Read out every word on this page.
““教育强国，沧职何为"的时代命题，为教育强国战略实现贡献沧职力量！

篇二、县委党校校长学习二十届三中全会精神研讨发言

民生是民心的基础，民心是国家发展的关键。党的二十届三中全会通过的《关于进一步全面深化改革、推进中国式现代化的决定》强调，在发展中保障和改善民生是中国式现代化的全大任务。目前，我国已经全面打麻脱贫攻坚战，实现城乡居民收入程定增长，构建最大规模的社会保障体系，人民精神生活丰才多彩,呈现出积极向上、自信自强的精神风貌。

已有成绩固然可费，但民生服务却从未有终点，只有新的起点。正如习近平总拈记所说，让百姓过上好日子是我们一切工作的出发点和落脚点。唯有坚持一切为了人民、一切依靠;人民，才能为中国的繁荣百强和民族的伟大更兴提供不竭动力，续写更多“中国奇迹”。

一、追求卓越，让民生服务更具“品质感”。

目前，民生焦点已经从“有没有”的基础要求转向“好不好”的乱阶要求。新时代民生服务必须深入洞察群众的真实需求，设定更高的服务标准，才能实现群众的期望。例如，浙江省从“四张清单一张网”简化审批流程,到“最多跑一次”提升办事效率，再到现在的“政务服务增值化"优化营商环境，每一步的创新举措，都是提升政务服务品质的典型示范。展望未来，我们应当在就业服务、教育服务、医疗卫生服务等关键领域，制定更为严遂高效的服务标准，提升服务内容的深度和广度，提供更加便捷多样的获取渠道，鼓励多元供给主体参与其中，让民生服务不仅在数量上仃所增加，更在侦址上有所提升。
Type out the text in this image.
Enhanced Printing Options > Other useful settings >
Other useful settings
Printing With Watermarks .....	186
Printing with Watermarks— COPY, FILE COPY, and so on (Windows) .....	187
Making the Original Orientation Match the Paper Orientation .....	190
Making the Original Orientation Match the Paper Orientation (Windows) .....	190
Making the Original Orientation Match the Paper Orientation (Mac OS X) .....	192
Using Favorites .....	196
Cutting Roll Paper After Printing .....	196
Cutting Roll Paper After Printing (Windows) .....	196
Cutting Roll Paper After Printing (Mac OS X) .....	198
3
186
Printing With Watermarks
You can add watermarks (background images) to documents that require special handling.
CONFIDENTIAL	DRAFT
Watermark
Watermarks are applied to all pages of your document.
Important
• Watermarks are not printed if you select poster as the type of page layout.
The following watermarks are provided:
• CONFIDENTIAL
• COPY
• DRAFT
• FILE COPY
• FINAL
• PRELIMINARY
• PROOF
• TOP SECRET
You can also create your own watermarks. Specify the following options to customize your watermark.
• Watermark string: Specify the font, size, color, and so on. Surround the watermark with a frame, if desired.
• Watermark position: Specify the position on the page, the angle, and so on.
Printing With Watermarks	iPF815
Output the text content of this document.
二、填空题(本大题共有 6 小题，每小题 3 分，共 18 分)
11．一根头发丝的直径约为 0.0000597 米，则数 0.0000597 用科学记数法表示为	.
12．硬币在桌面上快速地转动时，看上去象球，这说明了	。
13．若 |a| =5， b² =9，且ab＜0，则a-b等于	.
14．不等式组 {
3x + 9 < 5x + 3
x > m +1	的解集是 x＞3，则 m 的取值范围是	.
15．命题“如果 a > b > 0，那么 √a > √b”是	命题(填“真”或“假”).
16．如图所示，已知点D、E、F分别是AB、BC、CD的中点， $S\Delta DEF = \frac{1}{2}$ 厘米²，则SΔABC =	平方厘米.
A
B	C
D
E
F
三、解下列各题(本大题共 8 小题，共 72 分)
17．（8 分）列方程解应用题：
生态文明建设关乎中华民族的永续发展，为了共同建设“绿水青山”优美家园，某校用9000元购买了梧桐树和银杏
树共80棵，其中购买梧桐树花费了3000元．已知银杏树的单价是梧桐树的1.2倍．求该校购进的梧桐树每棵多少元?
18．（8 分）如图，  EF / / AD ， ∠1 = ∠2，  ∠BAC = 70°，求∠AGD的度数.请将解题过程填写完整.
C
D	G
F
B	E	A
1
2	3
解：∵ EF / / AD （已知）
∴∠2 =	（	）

=====

Identify how many lines in the entries above contain the word "Printing" and provide only that figure.

8